Schriftliche Anweisung: Gib die Zeilen der Auflistung unverändert wieder. Beginne mit der ersten Zeile und höre nach der Zeile auf, die "text: ▲学級担任制のよさが生かされなくなる (32, 193, 210, 244)" enthält.

Auflistung:
───
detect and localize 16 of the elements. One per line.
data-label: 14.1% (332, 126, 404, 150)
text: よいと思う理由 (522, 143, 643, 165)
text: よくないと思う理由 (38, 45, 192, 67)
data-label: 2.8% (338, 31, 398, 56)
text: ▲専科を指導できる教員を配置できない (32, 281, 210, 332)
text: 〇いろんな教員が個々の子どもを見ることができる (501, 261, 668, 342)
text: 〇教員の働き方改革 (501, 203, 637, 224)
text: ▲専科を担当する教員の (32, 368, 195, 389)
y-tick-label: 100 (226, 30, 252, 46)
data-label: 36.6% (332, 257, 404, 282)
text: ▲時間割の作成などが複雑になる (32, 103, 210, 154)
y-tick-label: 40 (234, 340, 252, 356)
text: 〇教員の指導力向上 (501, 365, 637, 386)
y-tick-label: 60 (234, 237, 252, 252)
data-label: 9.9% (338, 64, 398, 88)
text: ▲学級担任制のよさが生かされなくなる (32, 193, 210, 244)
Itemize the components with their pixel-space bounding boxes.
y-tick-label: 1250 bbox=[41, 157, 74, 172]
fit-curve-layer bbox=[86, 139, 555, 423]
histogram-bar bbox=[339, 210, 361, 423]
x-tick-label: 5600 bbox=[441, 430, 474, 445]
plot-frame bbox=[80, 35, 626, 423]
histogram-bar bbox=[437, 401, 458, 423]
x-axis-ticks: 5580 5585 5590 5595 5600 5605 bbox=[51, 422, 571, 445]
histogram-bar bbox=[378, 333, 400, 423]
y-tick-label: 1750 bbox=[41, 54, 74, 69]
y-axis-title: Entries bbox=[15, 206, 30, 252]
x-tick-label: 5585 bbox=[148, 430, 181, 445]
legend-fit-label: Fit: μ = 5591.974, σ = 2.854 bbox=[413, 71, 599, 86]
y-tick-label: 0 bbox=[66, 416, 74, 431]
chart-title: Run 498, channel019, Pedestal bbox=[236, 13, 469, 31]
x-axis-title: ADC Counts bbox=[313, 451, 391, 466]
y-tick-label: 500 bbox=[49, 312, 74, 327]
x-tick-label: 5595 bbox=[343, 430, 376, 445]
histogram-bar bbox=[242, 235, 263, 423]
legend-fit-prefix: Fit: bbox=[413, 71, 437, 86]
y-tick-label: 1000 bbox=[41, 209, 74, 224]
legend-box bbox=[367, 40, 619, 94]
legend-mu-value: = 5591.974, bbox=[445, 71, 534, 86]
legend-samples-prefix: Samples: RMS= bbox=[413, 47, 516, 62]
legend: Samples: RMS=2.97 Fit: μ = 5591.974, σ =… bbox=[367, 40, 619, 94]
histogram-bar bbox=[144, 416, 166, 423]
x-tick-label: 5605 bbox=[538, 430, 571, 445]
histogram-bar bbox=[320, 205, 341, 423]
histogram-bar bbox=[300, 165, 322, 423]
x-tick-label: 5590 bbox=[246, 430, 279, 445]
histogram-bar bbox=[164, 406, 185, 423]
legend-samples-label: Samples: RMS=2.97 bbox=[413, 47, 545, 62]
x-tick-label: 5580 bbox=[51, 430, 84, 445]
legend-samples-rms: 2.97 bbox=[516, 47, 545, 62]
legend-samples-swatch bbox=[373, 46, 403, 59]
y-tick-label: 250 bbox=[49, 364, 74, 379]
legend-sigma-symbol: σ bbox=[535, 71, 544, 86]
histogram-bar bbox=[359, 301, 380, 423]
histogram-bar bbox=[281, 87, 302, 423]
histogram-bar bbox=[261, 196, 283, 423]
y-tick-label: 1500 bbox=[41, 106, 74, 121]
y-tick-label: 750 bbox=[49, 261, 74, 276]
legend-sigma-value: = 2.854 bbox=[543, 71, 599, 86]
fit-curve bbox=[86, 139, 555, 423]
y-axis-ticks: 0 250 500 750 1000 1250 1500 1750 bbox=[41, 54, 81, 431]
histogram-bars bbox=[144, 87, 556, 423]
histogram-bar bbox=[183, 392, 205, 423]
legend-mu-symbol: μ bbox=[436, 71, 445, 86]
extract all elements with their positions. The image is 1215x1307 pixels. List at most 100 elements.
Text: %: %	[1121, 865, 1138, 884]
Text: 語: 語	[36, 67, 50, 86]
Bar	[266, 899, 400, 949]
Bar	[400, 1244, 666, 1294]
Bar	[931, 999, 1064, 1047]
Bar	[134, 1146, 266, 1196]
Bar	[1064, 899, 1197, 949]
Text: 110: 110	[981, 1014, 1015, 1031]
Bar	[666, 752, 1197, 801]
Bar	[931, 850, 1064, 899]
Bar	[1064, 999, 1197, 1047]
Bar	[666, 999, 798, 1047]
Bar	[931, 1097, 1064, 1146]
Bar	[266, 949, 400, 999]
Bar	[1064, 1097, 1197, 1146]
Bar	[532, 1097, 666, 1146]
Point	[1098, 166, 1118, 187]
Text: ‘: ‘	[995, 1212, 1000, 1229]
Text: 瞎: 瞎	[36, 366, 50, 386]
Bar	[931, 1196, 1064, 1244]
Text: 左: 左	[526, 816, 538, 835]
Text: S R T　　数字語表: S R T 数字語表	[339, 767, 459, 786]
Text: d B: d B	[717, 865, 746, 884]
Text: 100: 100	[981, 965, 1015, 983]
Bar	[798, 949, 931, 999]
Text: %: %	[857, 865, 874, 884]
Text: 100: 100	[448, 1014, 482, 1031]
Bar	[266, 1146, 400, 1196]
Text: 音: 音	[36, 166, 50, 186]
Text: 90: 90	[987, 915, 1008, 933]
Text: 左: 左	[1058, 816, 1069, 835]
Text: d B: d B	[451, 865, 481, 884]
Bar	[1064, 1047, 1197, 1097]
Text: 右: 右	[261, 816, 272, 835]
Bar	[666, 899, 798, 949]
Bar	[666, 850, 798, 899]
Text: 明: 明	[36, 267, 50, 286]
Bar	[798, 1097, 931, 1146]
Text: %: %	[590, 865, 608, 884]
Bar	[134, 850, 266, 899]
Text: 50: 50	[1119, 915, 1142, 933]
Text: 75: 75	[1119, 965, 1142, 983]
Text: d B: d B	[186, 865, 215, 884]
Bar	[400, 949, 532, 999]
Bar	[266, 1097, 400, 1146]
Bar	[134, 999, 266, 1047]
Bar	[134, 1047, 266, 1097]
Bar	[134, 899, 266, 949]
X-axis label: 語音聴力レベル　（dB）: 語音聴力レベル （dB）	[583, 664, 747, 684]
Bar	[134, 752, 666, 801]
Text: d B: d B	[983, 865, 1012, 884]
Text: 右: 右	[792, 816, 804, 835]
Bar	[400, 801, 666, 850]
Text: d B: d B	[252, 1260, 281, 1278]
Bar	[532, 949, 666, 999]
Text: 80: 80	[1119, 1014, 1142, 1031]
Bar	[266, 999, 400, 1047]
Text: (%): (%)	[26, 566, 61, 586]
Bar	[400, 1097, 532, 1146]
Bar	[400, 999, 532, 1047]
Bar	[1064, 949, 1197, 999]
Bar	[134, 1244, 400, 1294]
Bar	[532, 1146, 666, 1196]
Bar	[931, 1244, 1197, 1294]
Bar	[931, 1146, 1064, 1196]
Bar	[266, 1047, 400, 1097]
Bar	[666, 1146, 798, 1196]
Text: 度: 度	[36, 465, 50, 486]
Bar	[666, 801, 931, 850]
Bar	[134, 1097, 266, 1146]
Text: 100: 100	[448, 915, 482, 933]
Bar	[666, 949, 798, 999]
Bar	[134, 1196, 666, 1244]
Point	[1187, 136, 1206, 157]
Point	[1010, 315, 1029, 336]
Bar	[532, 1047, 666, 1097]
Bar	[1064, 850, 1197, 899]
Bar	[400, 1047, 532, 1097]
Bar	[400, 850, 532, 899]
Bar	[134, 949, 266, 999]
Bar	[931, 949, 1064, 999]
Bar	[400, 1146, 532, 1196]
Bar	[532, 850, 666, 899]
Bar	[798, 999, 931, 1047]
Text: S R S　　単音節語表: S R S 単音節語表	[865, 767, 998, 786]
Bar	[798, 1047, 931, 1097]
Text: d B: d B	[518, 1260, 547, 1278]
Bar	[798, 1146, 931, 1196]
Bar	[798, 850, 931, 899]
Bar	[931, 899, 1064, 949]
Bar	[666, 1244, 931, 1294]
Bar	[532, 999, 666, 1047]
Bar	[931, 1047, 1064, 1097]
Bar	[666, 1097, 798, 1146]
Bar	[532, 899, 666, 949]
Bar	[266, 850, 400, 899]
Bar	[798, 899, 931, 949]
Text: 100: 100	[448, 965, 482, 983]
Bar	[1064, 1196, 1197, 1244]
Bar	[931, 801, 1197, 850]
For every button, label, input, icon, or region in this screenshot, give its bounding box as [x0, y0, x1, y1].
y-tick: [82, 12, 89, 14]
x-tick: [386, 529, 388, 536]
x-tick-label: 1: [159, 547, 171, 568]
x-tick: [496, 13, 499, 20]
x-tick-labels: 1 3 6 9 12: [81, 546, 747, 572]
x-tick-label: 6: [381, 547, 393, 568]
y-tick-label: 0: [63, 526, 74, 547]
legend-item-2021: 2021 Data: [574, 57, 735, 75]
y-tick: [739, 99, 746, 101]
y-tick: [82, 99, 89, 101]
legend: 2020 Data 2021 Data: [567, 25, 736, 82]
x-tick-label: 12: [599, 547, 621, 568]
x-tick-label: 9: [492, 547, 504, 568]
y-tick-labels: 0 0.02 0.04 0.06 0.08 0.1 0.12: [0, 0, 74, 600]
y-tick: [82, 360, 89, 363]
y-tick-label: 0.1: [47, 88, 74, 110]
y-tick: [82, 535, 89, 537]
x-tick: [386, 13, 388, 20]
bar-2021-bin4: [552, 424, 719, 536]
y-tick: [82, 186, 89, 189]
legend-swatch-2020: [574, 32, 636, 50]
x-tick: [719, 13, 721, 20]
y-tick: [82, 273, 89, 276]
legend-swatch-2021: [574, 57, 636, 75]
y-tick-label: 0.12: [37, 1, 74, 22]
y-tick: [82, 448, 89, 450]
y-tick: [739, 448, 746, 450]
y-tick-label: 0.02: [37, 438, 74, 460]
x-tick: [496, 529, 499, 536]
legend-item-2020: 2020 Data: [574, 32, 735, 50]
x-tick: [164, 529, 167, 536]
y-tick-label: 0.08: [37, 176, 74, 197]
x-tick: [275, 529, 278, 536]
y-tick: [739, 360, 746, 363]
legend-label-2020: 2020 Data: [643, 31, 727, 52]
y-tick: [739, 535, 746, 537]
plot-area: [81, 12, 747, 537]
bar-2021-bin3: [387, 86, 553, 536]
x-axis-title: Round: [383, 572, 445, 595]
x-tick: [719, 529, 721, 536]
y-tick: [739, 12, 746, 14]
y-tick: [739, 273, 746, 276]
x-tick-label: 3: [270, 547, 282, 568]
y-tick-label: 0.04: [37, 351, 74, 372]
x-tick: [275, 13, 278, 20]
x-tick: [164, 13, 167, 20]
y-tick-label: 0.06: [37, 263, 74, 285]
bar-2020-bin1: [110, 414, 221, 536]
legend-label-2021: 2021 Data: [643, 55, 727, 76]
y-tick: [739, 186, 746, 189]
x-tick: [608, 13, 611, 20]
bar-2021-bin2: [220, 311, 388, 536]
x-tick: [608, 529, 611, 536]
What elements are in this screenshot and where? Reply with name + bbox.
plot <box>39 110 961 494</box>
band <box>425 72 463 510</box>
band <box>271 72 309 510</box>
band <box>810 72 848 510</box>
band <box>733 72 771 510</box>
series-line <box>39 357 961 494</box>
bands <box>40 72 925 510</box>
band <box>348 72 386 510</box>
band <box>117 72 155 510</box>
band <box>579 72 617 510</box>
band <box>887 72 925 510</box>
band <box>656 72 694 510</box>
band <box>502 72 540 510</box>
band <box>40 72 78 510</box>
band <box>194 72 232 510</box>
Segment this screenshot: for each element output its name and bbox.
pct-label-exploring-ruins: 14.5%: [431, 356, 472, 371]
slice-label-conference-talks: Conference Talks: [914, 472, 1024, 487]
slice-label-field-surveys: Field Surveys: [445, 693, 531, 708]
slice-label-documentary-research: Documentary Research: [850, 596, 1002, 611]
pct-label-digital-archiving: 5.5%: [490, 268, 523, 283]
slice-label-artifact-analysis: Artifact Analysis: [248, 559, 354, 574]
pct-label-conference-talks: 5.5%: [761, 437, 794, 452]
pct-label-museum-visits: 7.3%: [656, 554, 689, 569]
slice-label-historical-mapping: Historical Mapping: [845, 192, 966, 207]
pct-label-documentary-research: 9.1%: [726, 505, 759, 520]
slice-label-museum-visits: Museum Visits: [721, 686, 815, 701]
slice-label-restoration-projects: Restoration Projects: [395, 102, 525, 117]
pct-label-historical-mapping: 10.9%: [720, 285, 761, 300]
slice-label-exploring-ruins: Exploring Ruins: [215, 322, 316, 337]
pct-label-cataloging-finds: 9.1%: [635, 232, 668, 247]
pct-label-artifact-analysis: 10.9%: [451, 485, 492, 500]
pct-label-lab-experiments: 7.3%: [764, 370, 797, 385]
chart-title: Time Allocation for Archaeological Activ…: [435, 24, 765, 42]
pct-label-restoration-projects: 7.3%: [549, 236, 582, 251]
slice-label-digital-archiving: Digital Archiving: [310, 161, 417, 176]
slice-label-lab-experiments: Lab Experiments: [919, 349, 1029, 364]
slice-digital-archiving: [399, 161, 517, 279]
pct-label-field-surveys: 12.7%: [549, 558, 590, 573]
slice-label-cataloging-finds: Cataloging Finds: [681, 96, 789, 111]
───
Antwort zur Aufgabe:
detect and localize 16 of the elements. One per line.
data-label: 14.1% (332, 126, 404, 150)
text: よいと思う理由 (522, 143, 643, 165)
text: よくないと思う理由 (38, 45, 192, 67)
data-label: 2.8% (338, 31, 398, 56)
text: ▲専科を指導できる教員を配置できない (32, 281, 210, 332)
text: 〇いろんな教員が個々の子どもを見ることができる (501, 261, 668, 342)
text: 〇教員の働き方改革 (501, 203, 637, 224)
text: ▲専科を担当する教員の (32, 368, 195, 389)
y-tick-label: 100 (226, 30, 252, 46)
data-label: 36.6% (332, 257, 404, 282)
text: ▲時間割の作成などが複雑になる (32, 103, 210, 154)
y-tick-label: 40 (234, 340, 252, 356)
text: 〇教員の指導力向上 (501, 365, 637, 386)
y-tick-label: 60 (234, 237, 252, 252)
data-label: 9.9% (338, 64, 398, 88)
text: ▲学級担任制のよさが生かされなくなる (32, 193, 210, 244)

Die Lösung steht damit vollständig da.